§ **What to work on**
Check each statement against the forum thread on military honours, answering yes or no and quoting the words of the thread that settle it. 1. Under the old system, the MM and DCM were not given posthumously. 2. John Foote was recognized with the VC while holding the substantive rank of lieutenant colonel. 3. According to Danjanou, Sgt Smith VC was cremated and his ashes scattered at sea.
*** Text passage ***
Right, so under the old system you got a DSO only to battalion commanders and the occasional company commander and then the BEM to warrant officers and nothing for meritorious Other Ranks.   Now we have the Order of Military Merit.   The new system neatly captures the two streams of recognition - merit, and bravery.   Merit should be tied to rank and responsibility; physical courage not so much.  Smokey Smith was a private and Cec Merritt was a Lieutenant Colonel, both performed comparable acts of bravery.  John Foote only held honourary rank, as a captain, and was recognized with the VC not for killing people (though he did lay down cover fire with a Bren Gun) but for volunteering to spend the rest of the war in captivity.  All worthy VCs.

My only concern with the bravery awards is that IIRC they're (or at least the MB, not sure about the CV or SC) not awarded solely for combat or "military" bravery; if we ever do get involved in another war we might want to distinguish somehow between combat awards (charging a machinegun) with non-combat awards (pulling an injured person from a burning building).

Other than that, I'd say the system of honours has been streamlined for the better.  I also didn't like that the old awards couldn't be awarded posthumously; had Smokey been killed and the VC turned down, all he qualified for was a Mention in Despatches - MM and DCM weren't given posthumously.


----------



## Edward Campbell (22 Aug 2005)

Michael Dorosh said:
			
		

> Outside the Dungeons and Dragons club, probably no one.   Exactly why it is a suitable choice.   Look at US currency, for example - I don't know what E Pluribus Unum means.



From many: one.


----------



## Danjanou (22 Aug 2005)

Edward Campbell said:
			
		

> From many: one.



Funny Edward, never pictured you as a D&D type. 8) Maybe LOTR, you do look a bit like Gandolf.

Seriously I'm with the majority here, some things just should just not be changed and this is one of them. I'm also a bit disappointed by the timing of this "debate" with Sgt Smith VC barely in his grave (and yeah I know he was cremated and his ashes scattered at sea, but you get my drift). I'd expect better from a fellow soldier General Senecal, sir.
*** Dataset extract ***
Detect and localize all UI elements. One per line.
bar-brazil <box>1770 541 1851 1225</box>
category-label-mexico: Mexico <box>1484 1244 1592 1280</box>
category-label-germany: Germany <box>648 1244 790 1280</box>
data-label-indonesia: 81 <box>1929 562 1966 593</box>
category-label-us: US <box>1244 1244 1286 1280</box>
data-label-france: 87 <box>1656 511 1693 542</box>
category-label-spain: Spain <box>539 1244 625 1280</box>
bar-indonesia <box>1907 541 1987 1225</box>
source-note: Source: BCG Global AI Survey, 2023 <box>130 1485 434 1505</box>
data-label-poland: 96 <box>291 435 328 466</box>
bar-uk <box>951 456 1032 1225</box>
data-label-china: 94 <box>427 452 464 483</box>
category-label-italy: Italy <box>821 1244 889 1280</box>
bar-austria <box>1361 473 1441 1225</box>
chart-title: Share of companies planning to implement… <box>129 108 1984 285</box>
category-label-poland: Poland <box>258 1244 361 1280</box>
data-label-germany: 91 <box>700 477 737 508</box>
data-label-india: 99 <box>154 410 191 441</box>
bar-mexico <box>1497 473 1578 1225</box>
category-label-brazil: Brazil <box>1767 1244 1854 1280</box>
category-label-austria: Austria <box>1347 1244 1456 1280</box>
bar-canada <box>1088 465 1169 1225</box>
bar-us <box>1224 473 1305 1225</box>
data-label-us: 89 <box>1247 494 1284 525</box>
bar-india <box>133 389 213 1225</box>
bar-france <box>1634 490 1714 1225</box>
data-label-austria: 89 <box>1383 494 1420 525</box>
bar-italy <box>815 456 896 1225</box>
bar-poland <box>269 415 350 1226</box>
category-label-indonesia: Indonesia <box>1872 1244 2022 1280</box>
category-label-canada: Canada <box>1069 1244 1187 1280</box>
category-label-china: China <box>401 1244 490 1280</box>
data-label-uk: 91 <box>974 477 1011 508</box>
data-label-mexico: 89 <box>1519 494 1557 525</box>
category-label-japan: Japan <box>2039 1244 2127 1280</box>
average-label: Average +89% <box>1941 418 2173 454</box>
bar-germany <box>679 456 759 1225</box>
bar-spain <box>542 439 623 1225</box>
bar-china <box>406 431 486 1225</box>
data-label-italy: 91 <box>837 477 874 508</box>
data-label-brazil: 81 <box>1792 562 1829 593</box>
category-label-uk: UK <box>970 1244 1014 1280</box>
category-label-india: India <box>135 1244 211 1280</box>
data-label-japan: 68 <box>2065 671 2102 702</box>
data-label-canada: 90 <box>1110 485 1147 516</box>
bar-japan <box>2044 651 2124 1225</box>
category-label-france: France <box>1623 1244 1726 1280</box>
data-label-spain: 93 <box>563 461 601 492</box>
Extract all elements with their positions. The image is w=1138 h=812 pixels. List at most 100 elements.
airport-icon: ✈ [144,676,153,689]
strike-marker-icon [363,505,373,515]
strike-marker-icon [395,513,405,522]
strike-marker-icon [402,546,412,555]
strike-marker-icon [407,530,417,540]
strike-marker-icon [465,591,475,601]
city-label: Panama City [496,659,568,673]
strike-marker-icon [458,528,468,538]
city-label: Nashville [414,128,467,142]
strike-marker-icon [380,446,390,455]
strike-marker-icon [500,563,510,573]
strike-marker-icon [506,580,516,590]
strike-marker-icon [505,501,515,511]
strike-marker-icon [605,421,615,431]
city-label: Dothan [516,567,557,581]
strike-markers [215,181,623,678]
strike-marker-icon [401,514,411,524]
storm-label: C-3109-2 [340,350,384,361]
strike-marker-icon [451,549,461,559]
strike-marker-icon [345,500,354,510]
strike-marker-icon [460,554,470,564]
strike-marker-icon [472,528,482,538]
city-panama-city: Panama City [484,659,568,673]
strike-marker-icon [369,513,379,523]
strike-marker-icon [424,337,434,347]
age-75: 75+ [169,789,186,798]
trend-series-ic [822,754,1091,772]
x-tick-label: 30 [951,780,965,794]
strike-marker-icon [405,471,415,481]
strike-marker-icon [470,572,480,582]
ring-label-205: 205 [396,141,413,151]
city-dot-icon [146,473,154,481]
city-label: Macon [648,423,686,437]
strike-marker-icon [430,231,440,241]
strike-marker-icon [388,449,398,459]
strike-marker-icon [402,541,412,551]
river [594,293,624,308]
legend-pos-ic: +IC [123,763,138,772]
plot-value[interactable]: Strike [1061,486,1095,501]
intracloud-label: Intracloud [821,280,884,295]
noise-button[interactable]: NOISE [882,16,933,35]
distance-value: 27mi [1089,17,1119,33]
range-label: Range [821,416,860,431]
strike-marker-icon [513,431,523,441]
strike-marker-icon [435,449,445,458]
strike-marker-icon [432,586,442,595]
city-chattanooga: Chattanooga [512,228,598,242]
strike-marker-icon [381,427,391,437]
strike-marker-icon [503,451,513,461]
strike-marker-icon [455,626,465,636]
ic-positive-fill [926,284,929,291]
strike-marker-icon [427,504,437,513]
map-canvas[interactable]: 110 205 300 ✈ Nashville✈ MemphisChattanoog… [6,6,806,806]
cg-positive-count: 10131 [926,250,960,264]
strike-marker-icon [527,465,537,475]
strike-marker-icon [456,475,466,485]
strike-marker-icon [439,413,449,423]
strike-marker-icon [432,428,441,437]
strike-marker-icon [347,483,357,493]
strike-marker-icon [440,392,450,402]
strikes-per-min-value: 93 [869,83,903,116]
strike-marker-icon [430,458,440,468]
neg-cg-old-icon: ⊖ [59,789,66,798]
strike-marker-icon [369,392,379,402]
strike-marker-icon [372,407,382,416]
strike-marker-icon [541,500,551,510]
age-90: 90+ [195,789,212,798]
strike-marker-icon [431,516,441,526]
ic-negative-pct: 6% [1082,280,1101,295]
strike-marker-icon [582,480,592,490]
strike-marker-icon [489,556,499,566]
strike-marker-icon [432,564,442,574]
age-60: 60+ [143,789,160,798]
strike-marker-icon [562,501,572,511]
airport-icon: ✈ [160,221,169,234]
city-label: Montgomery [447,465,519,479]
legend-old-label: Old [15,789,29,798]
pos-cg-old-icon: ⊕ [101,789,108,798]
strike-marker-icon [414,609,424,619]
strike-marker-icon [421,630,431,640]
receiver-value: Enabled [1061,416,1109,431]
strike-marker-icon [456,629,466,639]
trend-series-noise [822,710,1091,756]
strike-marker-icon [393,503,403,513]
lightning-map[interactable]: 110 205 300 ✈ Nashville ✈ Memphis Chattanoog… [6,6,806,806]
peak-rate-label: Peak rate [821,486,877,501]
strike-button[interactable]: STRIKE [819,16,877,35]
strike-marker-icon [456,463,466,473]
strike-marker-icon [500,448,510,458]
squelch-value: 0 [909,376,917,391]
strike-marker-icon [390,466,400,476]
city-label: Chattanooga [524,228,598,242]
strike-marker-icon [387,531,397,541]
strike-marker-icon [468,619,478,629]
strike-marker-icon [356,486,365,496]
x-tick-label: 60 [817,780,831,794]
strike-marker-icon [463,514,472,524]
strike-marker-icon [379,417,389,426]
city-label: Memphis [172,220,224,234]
***
§ **Result for this task**
1. Yes: "MM and DCM weren't given posthumously."
2. No: "John Foote only held honourary rank, as a captain"
3. Yes: "he was cremated and his ashes scattered at sea"